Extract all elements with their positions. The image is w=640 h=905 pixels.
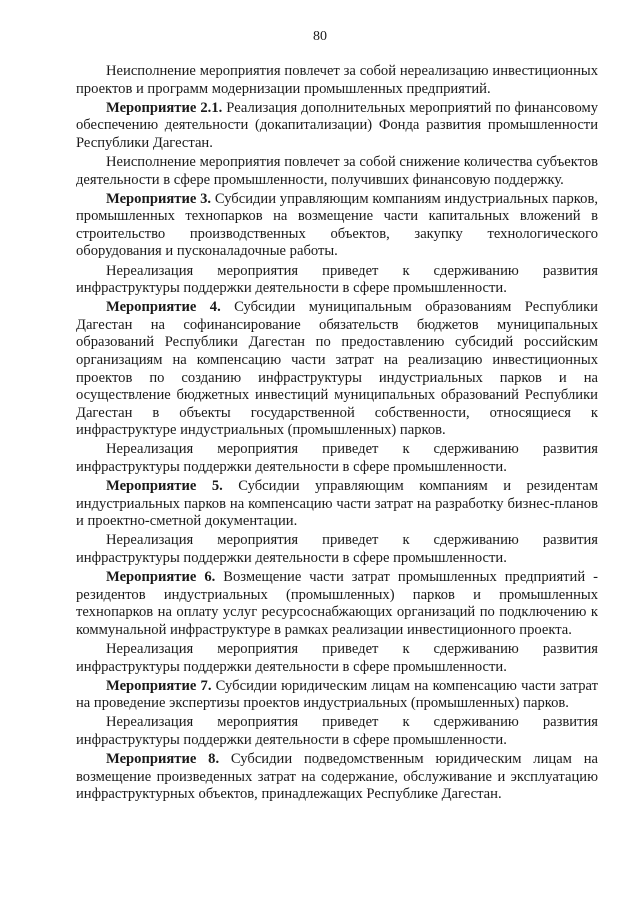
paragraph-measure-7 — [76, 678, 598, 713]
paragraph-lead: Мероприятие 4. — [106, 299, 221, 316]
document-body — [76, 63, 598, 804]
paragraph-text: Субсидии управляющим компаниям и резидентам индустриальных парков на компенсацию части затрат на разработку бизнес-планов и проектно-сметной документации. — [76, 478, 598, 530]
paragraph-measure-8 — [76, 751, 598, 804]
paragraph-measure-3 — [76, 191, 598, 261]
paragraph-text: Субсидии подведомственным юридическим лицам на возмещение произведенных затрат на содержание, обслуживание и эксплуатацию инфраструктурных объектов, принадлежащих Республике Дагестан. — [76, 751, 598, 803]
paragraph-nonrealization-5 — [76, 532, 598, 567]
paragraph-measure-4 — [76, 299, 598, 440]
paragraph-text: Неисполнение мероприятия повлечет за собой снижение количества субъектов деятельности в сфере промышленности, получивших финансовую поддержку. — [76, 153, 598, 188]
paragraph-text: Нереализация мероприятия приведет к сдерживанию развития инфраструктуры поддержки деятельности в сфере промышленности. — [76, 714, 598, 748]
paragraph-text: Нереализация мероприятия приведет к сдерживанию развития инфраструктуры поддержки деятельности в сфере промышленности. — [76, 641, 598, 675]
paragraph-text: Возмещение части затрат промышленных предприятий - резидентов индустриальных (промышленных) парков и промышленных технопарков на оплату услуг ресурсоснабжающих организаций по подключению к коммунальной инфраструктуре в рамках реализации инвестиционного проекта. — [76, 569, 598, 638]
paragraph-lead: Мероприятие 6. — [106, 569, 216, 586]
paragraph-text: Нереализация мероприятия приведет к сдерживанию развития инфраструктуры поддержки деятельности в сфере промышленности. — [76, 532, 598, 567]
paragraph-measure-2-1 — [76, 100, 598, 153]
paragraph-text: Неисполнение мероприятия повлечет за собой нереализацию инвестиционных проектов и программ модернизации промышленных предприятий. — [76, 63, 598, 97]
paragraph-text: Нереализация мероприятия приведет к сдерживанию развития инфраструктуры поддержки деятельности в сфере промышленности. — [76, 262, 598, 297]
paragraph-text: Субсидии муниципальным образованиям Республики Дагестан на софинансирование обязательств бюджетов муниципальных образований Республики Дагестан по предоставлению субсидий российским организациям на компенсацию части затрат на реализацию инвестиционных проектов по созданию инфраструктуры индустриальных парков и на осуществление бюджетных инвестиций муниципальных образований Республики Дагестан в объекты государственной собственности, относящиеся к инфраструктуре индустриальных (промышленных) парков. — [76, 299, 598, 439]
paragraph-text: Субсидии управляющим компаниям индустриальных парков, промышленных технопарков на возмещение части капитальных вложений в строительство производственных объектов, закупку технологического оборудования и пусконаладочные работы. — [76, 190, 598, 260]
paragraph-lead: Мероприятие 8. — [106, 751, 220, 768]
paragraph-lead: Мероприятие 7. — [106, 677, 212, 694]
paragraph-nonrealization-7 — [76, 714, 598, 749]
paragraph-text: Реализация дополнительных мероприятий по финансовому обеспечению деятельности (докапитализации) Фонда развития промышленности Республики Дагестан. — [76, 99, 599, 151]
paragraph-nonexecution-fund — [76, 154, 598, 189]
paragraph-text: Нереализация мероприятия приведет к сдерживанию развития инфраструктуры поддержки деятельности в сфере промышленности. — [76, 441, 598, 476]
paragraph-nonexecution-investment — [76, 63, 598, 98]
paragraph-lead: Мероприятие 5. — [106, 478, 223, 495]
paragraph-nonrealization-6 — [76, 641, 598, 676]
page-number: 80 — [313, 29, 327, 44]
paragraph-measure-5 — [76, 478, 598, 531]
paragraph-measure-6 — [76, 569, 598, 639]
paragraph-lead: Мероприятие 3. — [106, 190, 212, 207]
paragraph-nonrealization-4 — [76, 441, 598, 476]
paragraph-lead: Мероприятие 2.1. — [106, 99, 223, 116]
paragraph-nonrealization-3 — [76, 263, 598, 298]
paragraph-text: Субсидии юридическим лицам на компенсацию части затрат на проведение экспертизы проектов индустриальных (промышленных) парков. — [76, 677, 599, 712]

...

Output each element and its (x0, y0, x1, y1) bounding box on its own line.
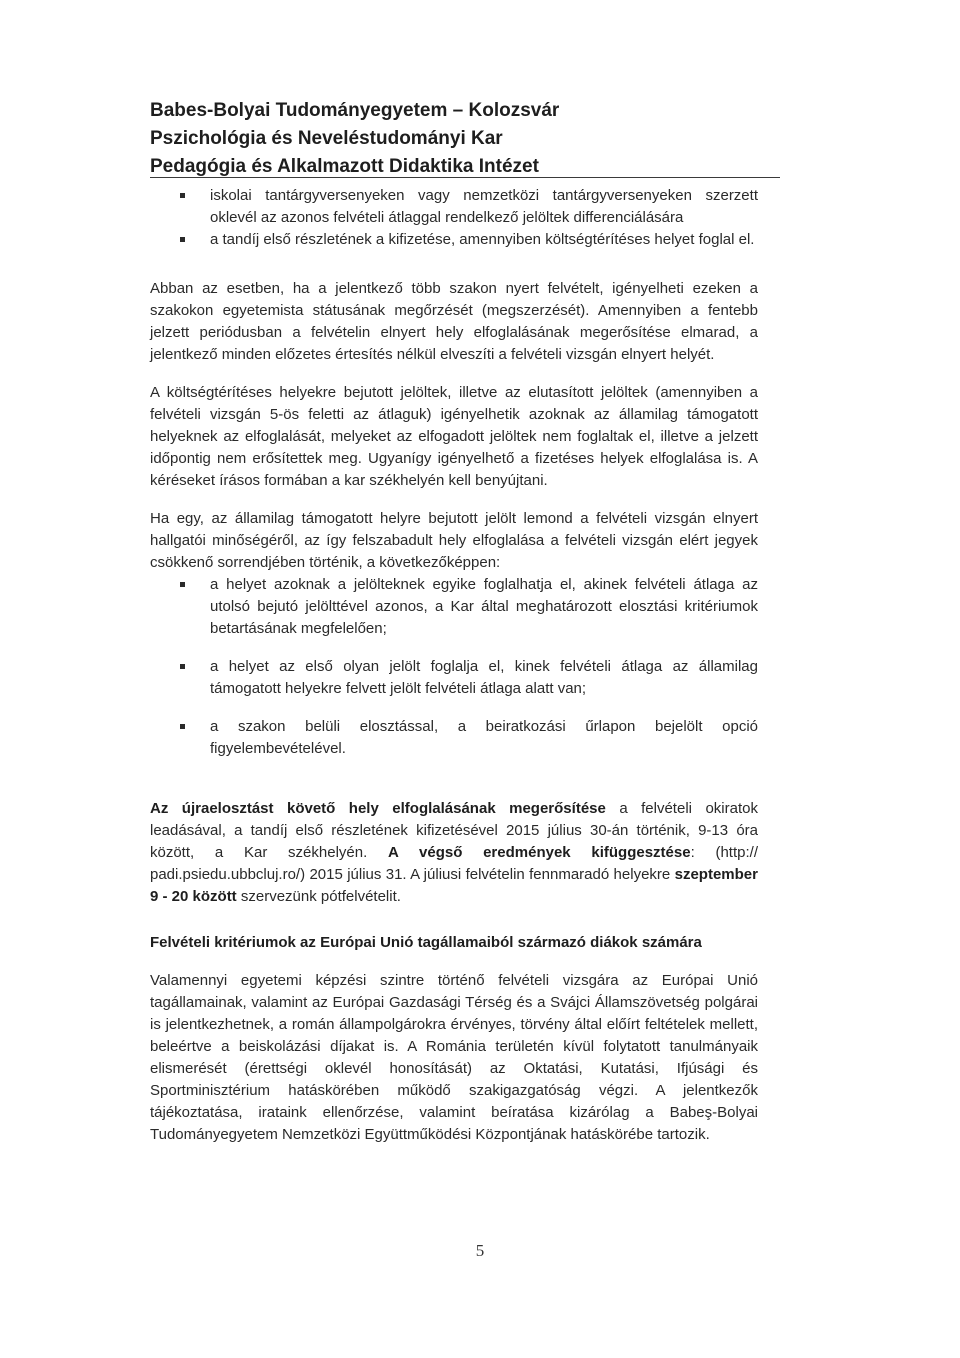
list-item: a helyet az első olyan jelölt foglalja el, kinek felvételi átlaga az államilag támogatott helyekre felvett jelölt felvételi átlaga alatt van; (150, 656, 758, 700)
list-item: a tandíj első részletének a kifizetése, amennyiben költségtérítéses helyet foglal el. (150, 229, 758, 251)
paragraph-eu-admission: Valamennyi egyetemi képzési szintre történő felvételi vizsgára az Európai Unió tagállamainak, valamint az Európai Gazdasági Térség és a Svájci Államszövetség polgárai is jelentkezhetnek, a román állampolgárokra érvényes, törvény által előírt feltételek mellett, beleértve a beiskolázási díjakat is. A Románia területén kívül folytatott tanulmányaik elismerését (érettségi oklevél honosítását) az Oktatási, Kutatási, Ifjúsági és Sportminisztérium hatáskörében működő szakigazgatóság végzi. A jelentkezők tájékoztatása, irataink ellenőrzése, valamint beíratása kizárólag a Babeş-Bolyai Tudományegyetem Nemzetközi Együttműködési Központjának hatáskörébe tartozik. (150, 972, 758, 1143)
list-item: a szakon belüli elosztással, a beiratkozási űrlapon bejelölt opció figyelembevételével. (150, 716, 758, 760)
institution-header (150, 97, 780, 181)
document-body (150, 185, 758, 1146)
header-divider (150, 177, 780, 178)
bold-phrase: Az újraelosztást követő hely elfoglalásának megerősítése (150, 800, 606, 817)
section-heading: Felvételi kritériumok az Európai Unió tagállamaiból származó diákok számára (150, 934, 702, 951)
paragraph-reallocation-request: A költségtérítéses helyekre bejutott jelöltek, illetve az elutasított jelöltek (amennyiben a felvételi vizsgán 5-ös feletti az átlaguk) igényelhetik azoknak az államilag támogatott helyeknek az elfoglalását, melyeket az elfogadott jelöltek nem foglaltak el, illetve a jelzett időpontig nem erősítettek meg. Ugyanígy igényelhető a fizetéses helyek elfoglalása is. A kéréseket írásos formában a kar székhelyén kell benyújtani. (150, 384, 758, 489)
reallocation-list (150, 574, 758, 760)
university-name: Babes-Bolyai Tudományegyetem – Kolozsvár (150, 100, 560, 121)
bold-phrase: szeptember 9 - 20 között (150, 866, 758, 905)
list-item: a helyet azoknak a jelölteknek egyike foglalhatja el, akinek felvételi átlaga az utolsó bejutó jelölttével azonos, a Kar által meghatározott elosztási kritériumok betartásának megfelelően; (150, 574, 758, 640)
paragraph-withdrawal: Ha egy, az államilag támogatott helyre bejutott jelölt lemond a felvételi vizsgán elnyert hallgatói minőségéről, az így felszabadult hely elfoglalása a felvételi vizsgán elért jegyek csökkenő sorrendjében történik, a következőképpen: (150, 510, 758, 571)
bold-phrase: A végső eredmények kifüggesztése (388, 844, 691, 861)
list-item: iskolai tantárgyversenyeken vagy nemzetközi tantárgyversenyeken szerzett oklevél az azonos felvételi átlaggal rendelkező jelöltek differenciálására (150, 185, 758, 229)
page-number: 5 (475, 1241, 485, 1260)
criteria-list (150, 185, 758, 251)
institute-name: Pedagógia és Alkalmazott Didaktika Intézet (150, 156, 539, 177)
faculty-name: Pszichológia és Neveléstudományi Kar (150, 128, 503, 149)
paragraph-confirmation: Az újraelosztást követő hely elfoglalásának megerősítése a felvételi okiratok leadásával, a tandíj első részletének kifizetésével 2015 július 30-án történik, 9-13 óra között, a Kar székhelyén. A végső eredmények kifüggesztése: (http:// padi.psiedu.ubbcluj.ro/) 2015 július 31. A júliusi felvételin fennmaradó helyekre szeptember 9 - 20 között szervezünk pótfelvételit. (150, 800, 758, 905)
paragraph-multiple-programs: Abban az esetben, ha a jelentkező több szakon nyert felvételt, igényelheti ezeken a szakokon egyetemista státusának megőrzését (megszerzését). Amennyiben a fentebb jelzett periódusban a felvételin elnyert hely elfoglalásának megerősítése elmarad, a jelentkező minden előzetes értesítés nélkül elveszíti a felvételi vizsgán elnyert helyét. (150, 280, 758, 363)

* * *

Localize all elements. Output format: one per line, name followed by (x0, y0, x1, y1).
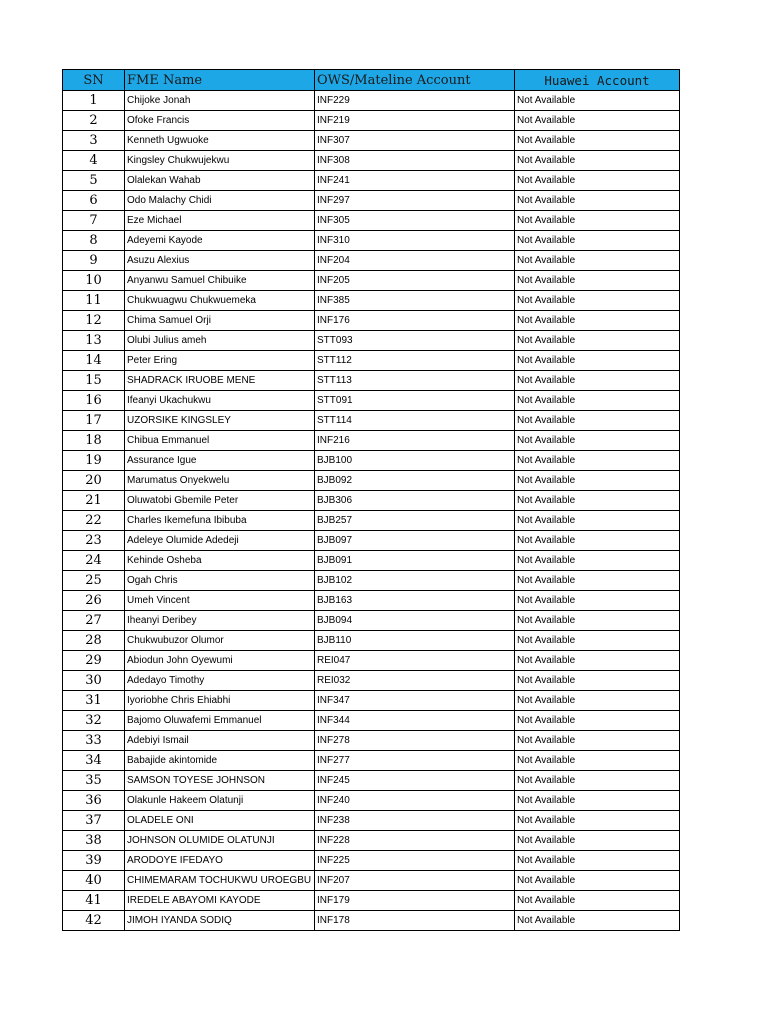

▶ **Exercise task**: Copy the lines above, from the line containing "Output each element" through the line containing "list-item: a tandíj", including both. Leave out the picture.

▶ **Correct response**:
Output each element and its (x0, y0, x1, y1) bounding box on its own line.
list-item: a helyet az első olyan jelölt foglalja el, kinek felvételi átlaga az államilag támogatott helyekre felvett jelölt felvételi átlaga alatt van; (150, 656, 758, 700)
list-item: a tandíj első részletének a kifizetése, amennyiben költségtérítéses helyet foglal el. (150, 229, 758, 251)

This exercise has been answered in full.